Collection entries:
━━━━━━━━━━━━━━━━━━━━━━━━━━━━━━
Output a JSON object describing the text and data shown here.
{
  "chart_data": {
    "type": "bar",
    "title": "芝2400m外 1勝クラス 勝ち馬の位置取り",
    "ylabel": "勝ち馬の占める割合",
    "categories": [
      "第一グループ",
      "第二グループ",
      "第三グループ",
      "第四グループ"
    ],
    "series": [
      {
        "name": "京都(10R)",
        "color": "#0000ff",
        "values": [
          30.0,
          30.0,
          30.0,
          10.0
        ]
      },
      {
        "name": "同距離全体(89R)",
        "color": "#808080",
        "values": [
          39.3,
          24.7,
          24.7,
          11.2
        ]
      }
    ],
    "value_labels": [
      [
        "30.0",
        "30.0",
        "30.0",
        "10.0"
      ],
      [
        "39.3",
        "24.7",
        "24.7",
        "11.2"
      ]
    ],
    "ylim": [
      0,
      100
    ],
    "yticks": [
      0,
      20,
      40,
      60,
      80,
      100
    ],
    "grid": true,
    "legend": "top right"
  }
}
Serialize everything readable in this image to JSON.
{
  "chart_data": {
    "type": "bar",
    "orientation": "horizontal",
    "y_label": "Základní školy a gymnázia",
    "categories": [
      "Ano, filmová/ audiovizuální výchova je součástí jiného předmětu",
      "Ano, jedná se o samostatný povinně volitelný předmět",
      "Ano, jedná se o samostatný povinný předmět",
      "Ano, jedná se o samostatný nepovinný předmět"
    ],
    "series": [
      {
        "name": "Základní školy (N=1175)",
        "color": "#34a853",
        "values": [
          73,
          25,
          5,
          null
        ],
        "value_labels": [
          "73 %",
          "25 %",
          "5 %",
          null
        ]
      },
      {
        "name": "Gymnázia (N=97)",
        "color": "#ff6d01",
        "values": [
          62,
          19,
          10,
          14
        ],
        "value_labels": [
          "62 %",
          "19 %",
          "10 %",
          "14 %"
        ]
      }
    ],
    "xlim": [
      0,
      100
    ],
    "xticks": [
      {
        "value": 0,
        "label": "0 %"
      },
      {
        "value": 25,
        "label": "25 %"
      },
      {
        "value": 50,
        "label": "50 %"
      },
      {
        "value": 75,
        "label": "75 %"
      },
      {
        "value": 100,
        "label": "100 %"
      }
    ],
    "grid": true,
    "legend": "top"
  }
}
━━━━━━━━━━━━━━━━━━━━━━━━━━━━━━
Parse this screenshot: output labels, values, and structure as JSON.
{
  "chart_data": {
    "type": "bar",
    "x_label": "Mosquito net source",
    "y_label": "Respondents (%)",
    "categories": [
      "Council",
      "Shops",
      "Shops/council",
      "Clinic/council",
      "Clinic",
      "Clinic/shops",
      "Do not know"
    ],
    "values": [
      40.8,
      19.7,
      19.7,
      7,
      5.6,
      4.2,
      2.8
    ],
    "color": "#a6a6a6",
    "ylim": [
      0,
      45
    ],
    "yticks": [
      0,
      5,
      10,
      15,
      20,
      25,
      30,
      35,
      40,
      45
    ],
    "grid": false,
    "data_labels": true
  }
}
━━━━━━━━━━━━━━━━━━━━━━━━━━━━━━
§ **Objective**
Give the count of lines holding the word "jedná", with no other words.

§ **Reply to the exercise**
3